----- EXERCISE INPUTS

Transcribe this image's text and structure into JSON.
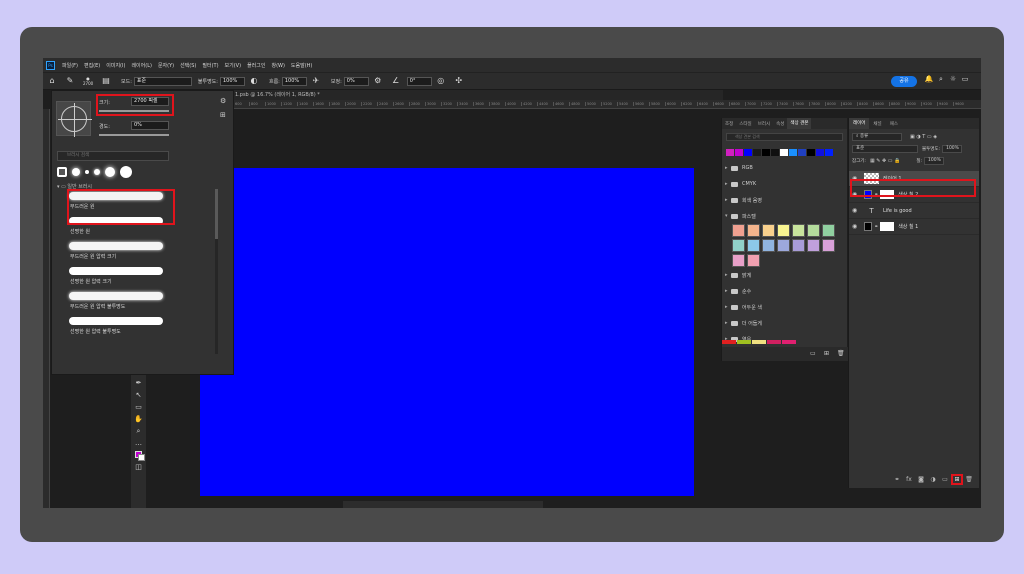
{
  "app": {
    "logo": "Ps",
    "menu": [
      "파일(F)",
      "편집(E)",
      "이미지(I)",
      "레이어(L)",
      "문자(Y)",
      "선택(S)",
      "필터(T)",
      "보기(V)",
      "플러그인",
      "창(W)",
      "도움말(H)"
    ]
  },
  "options_bar": {
    "brush_size_small": "2700",
    "mode_label": "모드:",
    "mode_value": "표준",
    "opacity_label": "불투명도:",
    "opacity_value": "100%",
    "flow_label": "흐름:",
    "flow_value": "100%",
    "smoothing_label": "보정:",
    "smoothing_value": "0%",
    "angle_value": "0°",
    "share_label": "공유"
  },
  "document": {
    "tab_title": "1.psb @ 16.7% (레이어 1, RGB/8) *",
    "ruler_ticks": [
      "600",
      "800",
      "1000",
      "1200",
      "1400",
      "1600",
      "1800",
      "2000",
      "2200",
      "2400",
      "2600",
      "2800",
      "3000",
      "3200",
      "3400",
      "3600",
      "3800",
      "4000",
      "4200",
      "4400",
      "4600",
      "4800",
      "5000",
      "5200",
      "5400",
      "5600",
      "5800",
      "6000",
      "6200",
      "6400",
      "6600",
      "6800",
      "7000",
      "7200",
      "7400",
      "7600",
      "7800",
      "8000",
      "8200",
      "8400",
      "8600",
      "8800",
      "9000",
      "9200",
      "9400",
      "9600"
    ],
    "canvas_color": "#0000ff"
  },
  "brush_panel": {
    "size_label": "크기:",
    "size_value": "2700 픽셀",
    "hardness_label": "경도:",
    "hardness_value": "0%",
    "search_placeholder": "브러시 검색",
    "folder_label": "일반 브러시",
    "brushes": [
      {
        "name": "부드러운 원",
        "style": "soft"
      },
      {
        "name": "선명한 원",
        "style": "hard"
      },
      {
        "name": "부드러운 원 압력 크기",
        "style": "soft"
      },
      {
        "name": "선명한 원 압력 크기",
        "style": "hard"
      },
      {
        "name": "부드러운 원 압력 불투명도",
        "style": "soft"
      },
      {
        "name": "선명한 원 압력 불투명도",
        "style": "hard"
      }
    ]
  },
  "swatches_panel": {
    "tabs": [
      "조정",
      "스타일",
      "브러시",
      "속성",
      "색상 견본"
    ],
    "active_tab": "색상 견본",
    "search_placeholder": "색상 견본 검색",
    "recent": [
      "#d020c0",
      "#c000d0",
      "#0000ff",
      "#1a1a1a",
      "#000000",
      "#101010",
      "#ffffff",
      "#1a90ff",
      "#2040c0",
      "#000000",
      "#1010e0",
      "#0020ff"
    ],
    "groups": [
      "RGB",
      "CMYK",
      "회색 음영",
      "파스텔",
      "밝게",
      "순수",
      "어두운 색",
      "더 어둡게",
      "옅은"
    ],
    "pastel_colors": [
      "#f0a090",
      "#f4b48c",
      "#f8d08c",
      "#f8f490",
      "#c8e49c",
      "#b4dc9c",
      "#90d0a0",
      "#90d0c8",
      "#8cc8e8",
      "#90b4e0",
      "#9ca8dc",
      "#a89cd8",
      "#c0a0dc",
      "#d8a0d8",
      "#e8a0c8",
      "#f0a0b0"
    ],
    "bottom_colors": [
      "#e02020",
      "#a0c020",
      "#f0e080",
      "#d02060",
      "#e02070"
    ]
  },
  "layers_panel": {
    "tabs": [
      "레이어",
      "채널",
      "패스"
    ],
    "active_tab": "레이어",
    "filter_label": "종류",
    "blend_mode": "표준",
    "opacity_label": "불투명도:",
    "opacity_value": "100%",
    "lock_label": "잠그기:",
    "fill_label": "칠:",
    "fill_value": "100%",
    "layers": [
      {
        "name": "레이어 1",
        "kind": "pixel",
        "selected": true
      },
      {
        "name": "색상 칠 2",
        "kind": "fill-blue",
        "selected": false
      },
      {
        "name": "Life is good",
        "kind": "text",
        "selected": false
      },
      {
        "name": "색상 칠 1",
        "kind": "fill-black",
        "selected": false
      }
    ]
  }
}
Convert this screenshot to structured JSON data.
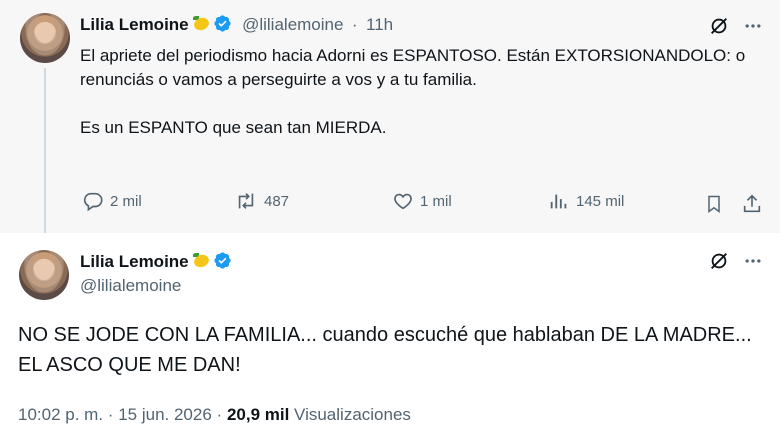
{
  "tweet1": {
    "author_name": "Lilia Lemoine",
    "handle": "@lilialemoine",
    "separator": "·",
    "time": "11h",
    "text_p1": "El apriete del periodismo hacia Adorni es ESPANTOSO. Están EXTORSIONANDOLO: o renunciás o vamos a perseguirte a vos y a tu familia.",
    "text_p2": "Es un ESPANTO que sean tan MIERDA.",
    "replies": "2 mil",
    "reposts": "487",
    "likes": "1 mil",
    "views": "145 mil"
  },
  "tweet2": {
    "author_name": "Lilia Lemoine",
    "handle": "@lilialemoine",
    "text": "NO SE JODE CON LA FAMILIA... cuando escuché que hablaban DE LA MADRE... EL ASCO QUE ME DAN!",
    "time": "10:02 p. m.",
    "dot": "·",
    "date": "15 jun. 2026",
    "dot2": "·",
    "views_count": "20,9 mil",
    "views_label": "Visualizaciones"
  },
  "colors": {
    "verified": "#1d9bf0",
    "secondary_text": "#536471",
    "primary_text": "#0f1419"
  },
  "icons": [
    "grok-icon",
    "more-icon",
    "reply-icon",
    "repost-icon",
    "like-icon",
    "views-icon",
    "bookmark-icon",
    "share-icon",
    "verified-badge-icon",
    "lemon-emoji-icon"
  ]
}
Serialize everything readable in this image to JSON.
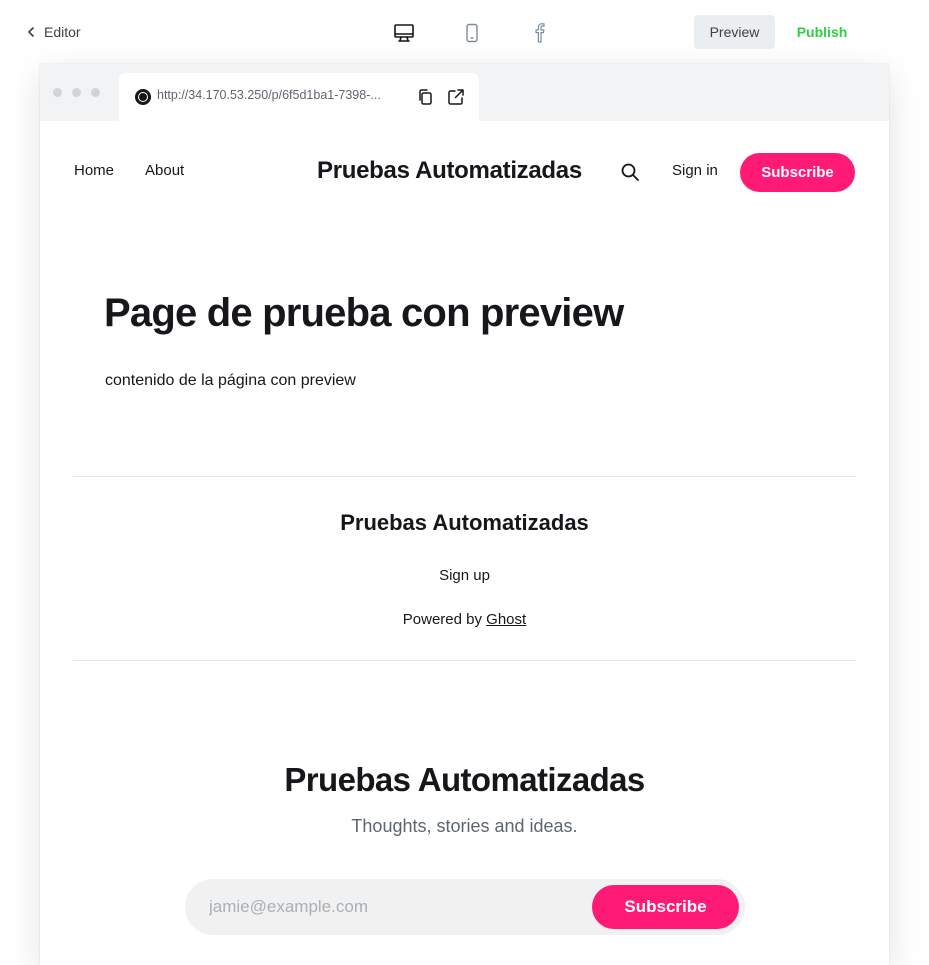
{
  "editor": {
    "back_label": "Editor",
    "preview_label": "Preview",
    "publish_label": "Publish",
    "publish_color": "#30cf43",
    "devices": [
      "desktop-icon",
      "mobile-icon",
      "facebook-icon"
    ]
  },
  "browser": {
    "url": "http://34.170.53.250/p/6f5d1ba1-7398-..."
  },
  "site": {
    "nav": {
      "home": "Home",
      "about": "About"
    },
    "title": "Pruebas Automatizadas",
    "signin": "Sign in",
    "subscribe": "Subscribe",
    "accent_color": "#ff1a75"
  },
  "page": {
    "title": "Page de prueba con preview",
    "body": "contenido de la página con preview"
  },
  "footer": {
    "title": "Pruebas Automatizadas",
    "signup": "Sign up",
    "powered_prefix": "Powered by ",
    "powered_link": "Ghost"
  },
  "cta": {
    "title": "Pruebas Automatizadas",
    "description": "Thoughts, stories and ideas.",
    "email_placeholder": "jamie@example.com",
    "button": "Subscribe"
  }
}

----------

* [WHAT TO PRODUCE]: Each line of the data is to be duplicated exactly; pictures stay out of the copy.

* [ANSWER TO THIS TASK]:
Transcribe this image's text and structure into JSON.
{
  "app": {
    "logo": "Ps",
    "menu": [
      "파일(F)",
      "편집(E)",
      "이미지(I)",
      "레이어(L)",
      "문자(Y)",
      "선택(S)",
      "필터(T)",
      "보기(V)",
      "플러그인",
      "창(W)",
      "도움말(H)"
    ]
  },
  "options_bar": {
    "brush_size_small": "2700",
    "mode_label": "모드:",
    "mode_value": "표준",
    "opacity_label": "불투명도:",
    "opacity_value": "100%",
    "flow_label": "흐름:",
    "flow_value": "100%",
    "smoothing_label": "보정:",
    "smoothing_value": "0%",
    "angle_value": "0°",
    "share_label": "공유"
  },
  "document": {
    "tab_title": "1.psb @ 16.7% (레이어 1, RGB/8) *",
    "ruler_ticks": [
      "600",
      "800",
      "1000",
      "1200",
      "1400",
      "1600",
      "1800",
      "2000",
      "2200",
      "2400",
      "2600",
      "2800",
      "3000",
      "3200",
      "3400",
      "3600",
      "3800",
      "4000",
      "4200",
      "4400",
      "4600",
      "4800",
      "5000",
      "5200",
      "5400",
      "5600",
      "5800",
      "6000",
      "6200",
      "6400",
      "6600",
      "6800",
      "7000",
      "7200",
      "7400",
      "7600",
      "7800",
      "8000",
      "8200",
      "8400",
      "8600",
      "8800",
      "9000",
      "9200",
      "9400",
      "9600"
    ],
    "canvas_color": "#0000ff"
  },
  "brush_panel": {
    "size_label": "크기:",
    "size_value": "2700 픽셀",
    "hardness_label": "경도:",
    "hardness_value": "0%",
    "search_placeholder": "브러시 검색",
    "folder_label": "일반 브러시",
    "brushes": [
      {
        "name": "부드러운 원",
        "style": "soft"
      },
      {
        "name": "선명한 원",
        "style": "hard"
      },
      {
        "name": "부드러운 원 압력 크기",
        "style": "soft"
      },
      {
        "name": "선명한 원 압력 크기",
        "style": "hard"
      },
      {
        "name": "부드러운 원 압력 불투명도",
        "style": "soft"
      },
      {
        "name": "선명한 원 압력 불투명도",
        "style": "hard"
      }
    ]
  },
  "swatches_panel": {
    "tabs": [
      "조정",
      "스타일",
      "브러시",
      "속성",
      "색상 견본"
    ],
    "active_tab": "색상 견본",
    "search_placeholder": "색상 견본 검색",
    "recent": [
      "#d020c0",
      "#c000d0",
      "#0000ff",
      "#1a1a1a",
      "#000000",
      "#101010",
      "#ffffff",
      "#1a90ff",
      "#2040c0",
      "#000000",
      "#1010e0",
      "#0020ff"
    ],
    "groups": [
      "RGB",
      "CMYK",
      "회색 음영",
      "파스텔",
      "밝게",
      "순수",
      "어두운 색",
      "더 어둡게",
      "옅은"
    ],
    "pastel_colors": [
      "#f0a090",
      "#f4b48c",
      "#f8d08c",
      "#f8f490",
      "#c8e49c",
      "#b4dc9c",
      "#90d0a0",
      "#90d0c8",
      "#8cc8e8",
      "#90b4e0",
      "#9ca8dc",
      "#a89cd8",
      "#c0a0dc",
      "#d8a0d8",
      "#e8a0c8",
      "#f0a0b0"
    ],
    "bottom_colors": [
      "#e02020",
      "#a0c020",
      "#f0e080",
      "#d02060",
      "#e02070"
    ]
  },
  "layers_panel": {
    "tabs": [
      "레이어",
      "채널",
      "패스"
    ],
    "active_tab": "레이어",
    "filter_label": "종류",
    "blend_mode": "표준",
    "opacity_label": "불투명도:",
    "opacity_value": "100%",
    "lock_label": "잠그기:",
    "fill_label": "칠:",
    "fill_value": "100%",
    "layers": [
      {
        "name": "레이어 1",
        "kind": "pixel",
        "selected": true
      },
      {
        "name": "색상 칠 2",
        "kind": "fill-blue",
        "selected": false
      },
      {
        "name": "Life is good",
        "kind": "text",
        "selected": false
      },
      {
        "name": "색상 칠 1",
        "kind": "fill-black",
        "selected": false
      }
    ]
  }
}
Convert this screenshot to structured JSON data.
{
  "tweet1": {
    "author_name": "Lilia Lemoine",
    "handle": "@lilialemoine",
    "separator": "·",
    "time": "11h",
    "text_p1": "El apriete del periodismo hacia Adorni es ESPANTOSO. Están EXTORSIONANDOLO: o renunciás o vamos a perseguirte a vos y a tu familia.",
    "text_p2": "Es un ESPANTO que sean tan MIERDA.",
    "replies": "2 mil",
    "reposts": "487",
    "likes": "1 mil",
    "views": "145 mil"
  },
  "tweet2": {
    "author_name": "Lilia Lemoine",
    "handle": "@lilialemoine",
    "text": "NO SE JODE CON LA FAMILIA... cuando escuché que hablaban DE LA MADRE... EL ASCO QUE ME DAN!",
    "time": "10:02 p. m.",
    "dot": "·",
    "date": "15 jun. 2026",
    "dot2": "·",
    "views_count": "20,9 mil",
    "views_label": "Visualizaciones"
  },
  "colors": {
    "verified": "#1d9bf0",
    "secondary_text": "#536471",
    "primary_text": "#0f1419"
  },
  "icons": [
    "grok-icon",
    "more-icon",
    "reply-icon",
    "repost-icon",
    "like-icon",
    "views-icon",
    "bookmark-icon",
    "share-icon",
    "verified-badge-icon",
    "lemon-emoji-icon"
  ]
}
Serialize everything readable in this image to JSON.
{
  "editor": {
    "back_label": "Editor",
    "preview_label": "Preview",
    "publish_label": "Publish",
    "publish_color": "#30cf43",
    "devices": [
      "desktop-icon",
      "mobile-icon",
      "facebook-icon"
    ]
  },
  "browser": {
    "url": "http://34.170.53.250/p/6f5d1ba1-7398-..."
  },
  "site": {
    "nav": {
      "home": "Home",
      "about": "About"
    },
    "title": "Pruebas Automatizadas",
    "signin": "Sign in",
    "subscribe": "Subscribe",
    "accent_color": "#ff1a75"
  },
  "page": {
    "title": "Page de prueba con preview",
    "body": "contenido de la página con preview"
  },
  "footer": {
    "title": "Pruebas Automatizadas",
    "signup": "Sign up",
    "powered_prefix": "Powered by ",
    "powered_link": "Ghost"
  },
  "cta": {
    "title": "Pruebas Automatizadas",
    "description": "Thoughts, stories and ideas.",
    "email_placeholder": "jamie@example.com",
    "button": "Subscribe"
  }
}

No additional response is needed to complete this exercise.